*Given exercise*: Search the records below for the word "content" and show every line where it occurs.

○ ○ ○ ○ ○

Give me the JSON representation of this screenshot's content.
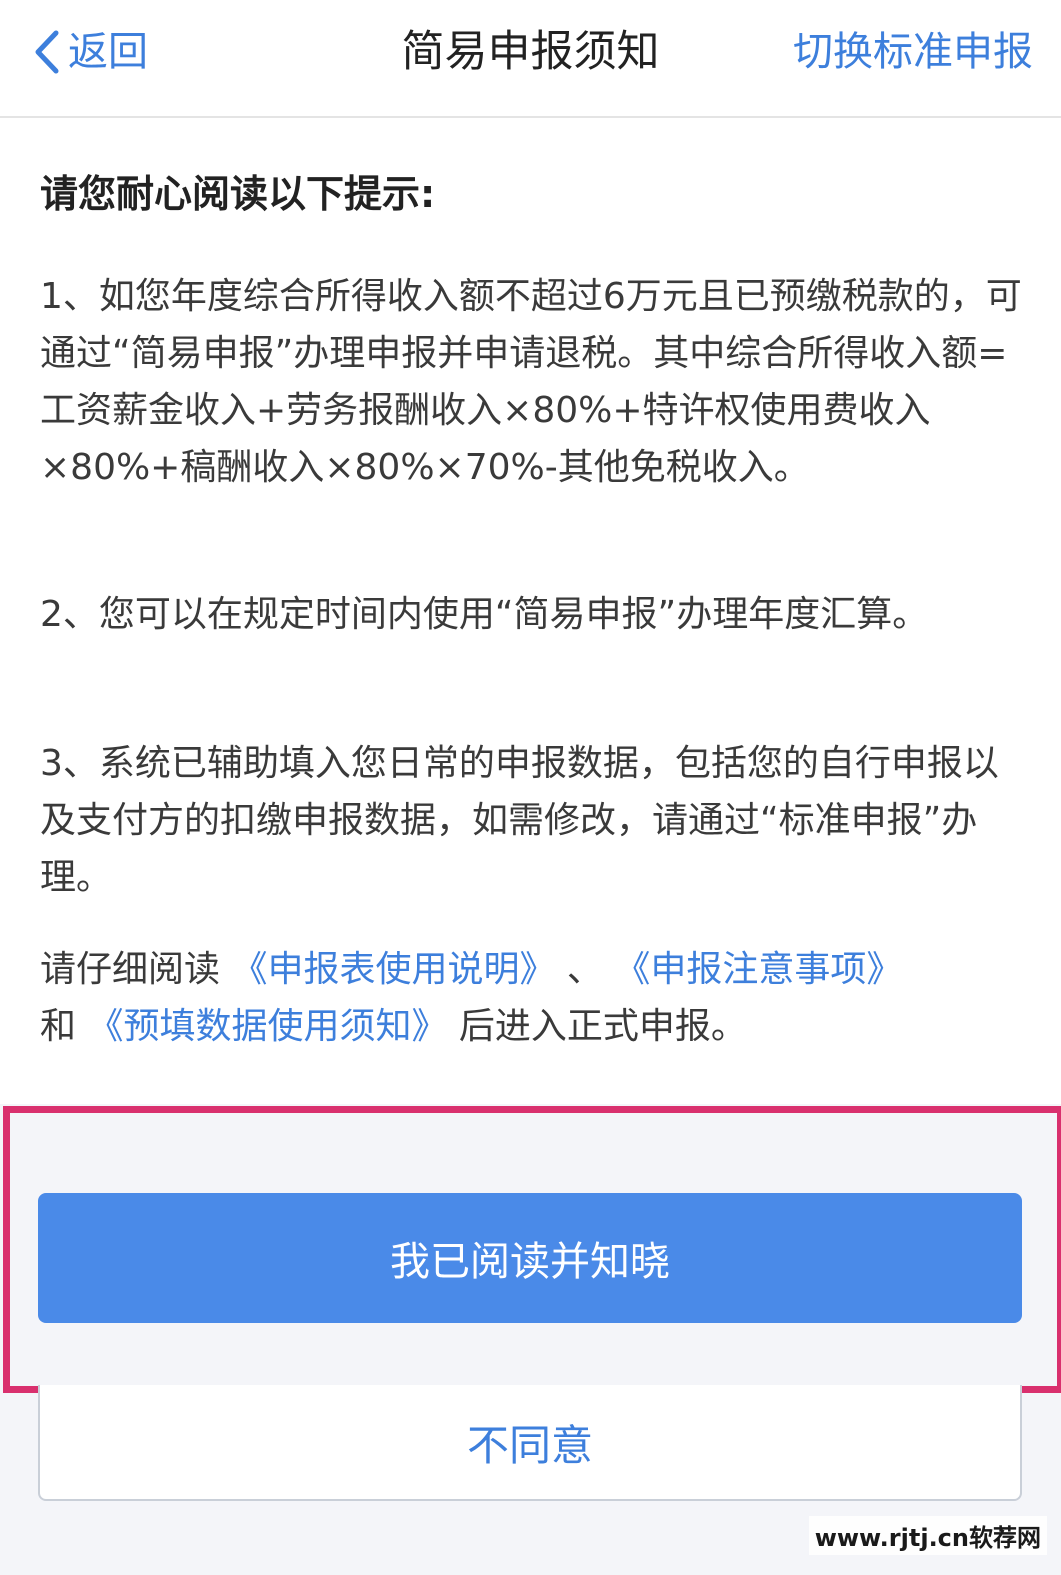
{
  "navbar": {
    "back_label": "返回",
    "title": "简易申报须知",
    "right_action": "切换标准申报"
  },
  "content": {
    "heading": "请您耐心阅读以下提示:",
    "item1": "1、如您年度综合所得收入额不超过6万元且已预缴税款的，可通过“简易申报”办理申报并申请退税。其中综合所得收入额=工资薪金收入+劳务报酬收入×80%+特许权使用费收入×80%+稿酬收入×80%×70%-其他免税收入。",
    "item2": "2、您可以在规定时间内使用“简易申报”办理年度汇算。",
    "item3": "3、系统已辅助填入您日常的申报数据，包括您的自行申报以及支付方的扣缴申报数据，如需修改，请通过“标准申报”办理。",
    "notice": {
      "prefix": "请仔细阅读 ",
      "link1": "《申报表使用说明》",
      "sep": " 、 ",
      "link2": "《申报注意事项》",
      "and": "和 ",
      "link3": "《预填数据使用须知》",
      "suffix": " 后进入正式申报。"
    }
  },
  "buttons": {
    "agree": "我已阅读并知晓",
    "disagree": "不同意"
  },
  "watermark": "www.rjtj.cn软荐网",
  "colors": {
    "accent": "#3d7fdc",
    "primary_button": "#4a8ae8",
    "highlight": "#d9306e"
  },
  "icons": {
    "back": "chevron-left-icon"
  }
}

○ ○ ○ ○ ○

*Solution below*:
Give me the JSON representation of this screenshot's content.
  "content": {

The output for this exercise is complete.